Stored data:
-------------------------
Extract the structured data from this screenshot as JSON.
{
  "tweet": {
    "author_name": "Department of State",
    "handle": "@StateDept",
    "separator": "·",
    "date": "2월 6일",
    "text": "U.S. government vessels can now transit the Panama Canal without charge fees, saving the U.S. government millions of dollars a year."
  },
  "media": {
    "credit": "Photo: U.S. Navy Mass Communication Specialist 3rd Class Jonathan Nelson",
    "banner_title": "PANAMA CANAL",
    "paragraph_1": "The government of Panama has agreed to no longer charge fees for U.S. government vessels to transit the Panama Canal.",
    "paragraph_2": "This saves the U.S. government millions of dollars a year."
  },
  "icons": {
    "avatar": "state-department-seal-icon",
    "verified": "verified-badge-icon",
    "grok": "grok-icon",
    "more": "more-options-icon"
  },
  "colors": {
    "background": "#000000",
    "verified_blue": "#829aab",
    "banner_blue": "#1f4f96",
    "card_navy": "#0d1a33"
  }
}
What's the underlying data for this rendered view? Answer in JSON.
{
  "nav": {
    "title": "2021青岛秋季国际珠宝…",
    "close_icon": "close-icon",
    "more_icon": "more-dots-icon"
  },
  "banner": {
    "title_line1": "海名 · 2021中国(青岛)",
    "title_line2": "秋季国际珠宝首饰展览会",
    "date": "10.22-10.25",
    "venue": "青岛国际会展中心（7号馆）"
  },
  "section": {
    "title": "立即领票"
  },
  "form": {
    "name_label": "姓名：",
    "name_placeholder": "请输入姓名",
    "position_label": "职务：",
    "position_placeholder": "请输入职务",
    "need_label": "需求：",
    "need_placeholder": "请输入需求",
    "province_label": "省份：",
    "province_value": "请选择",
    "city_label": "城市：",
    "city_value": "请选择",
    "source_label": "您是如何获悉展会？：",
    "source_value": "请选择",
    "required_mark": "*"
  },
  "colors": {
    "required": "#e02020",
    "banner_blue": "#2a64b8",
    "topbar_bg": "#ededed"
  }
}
-------------------------
■ Objective: Repeat the data exactly. Leave nothing out.

■ Result:
Extract the structured data from this screenshot as JSON.
{
  "tweet": {
    "author_name": "Department of State",
    "handle": "@StateDept",
    "separator": "·",
    "date": "2월 6일",
    "text": "U.S. government vessels can now transit the Panama Canal without charge fees, saving the U.S. government millions of dollars a year."
  },
  "media": {
    "credit": "Photo: U.S. Navy Mass Communication Specialist 3rd Class Jonathan Nelson",
    "banner_title": "PANAMA CANAL",
    "paragraph_1": "The government of Panama has agreed to no longer charge fees for U.S. government vessels to transit the Panama Canal.",
    "paragraph_2": "This saves the U.S. government millions of dollars a year."
  },
  "icons": {
    "avatar": "state-department-seal-icon",
    "verified": "verified-badge-icon",
    "grok": "grok-icon",
    "more": "more-options-icon"
  },
  "colors": {
    "background": "#000000",
    "verified_blue": "#829aab",
    "banner_blue": "#1f4f96",
    "card_navy": "#0d1a33"
  }
}
What's the underlying data for this rendered view? Answer in JSON.
{
  "nav": {
    "title": "2021青岛秋季国际珠宝…",
    "close_icon": "close-icon",
    "more_icon": "more-dots-icon"
  },
  "banner": {
    "title_line1": "海名 · 2021中国(青岛)",
    "title_line2": "秋季国际珠宝首饰展览会",
    "date": "10.22-10.25",
    "venue": "青岛国际会展中心（7号馆）"
  },
  "section": {
    "title": "立即领票"
  },
  "form": {
    "name_label": "姓名：",
    "name_placeholder": "请输入姓名",
    "position_label": "职务：",
    "position_placeholder": "请输入职务",
    "need_label": "需求：",
    "need_placeholder": "请输入需求",
    "province_label": "省份：",
    "province_value": "请选择",
    "city_label": "城市：",
    "city_value": "请选择",
    "source_label": "您是如何获悉展会？：",
    "source_value": "请选择",
    "required_mark": "*"
  },
  "colors": {
    "required": "#e02020",
    "banner_blue": "#2a64b8",
    "topbar_bg": "#ededed"
  }
}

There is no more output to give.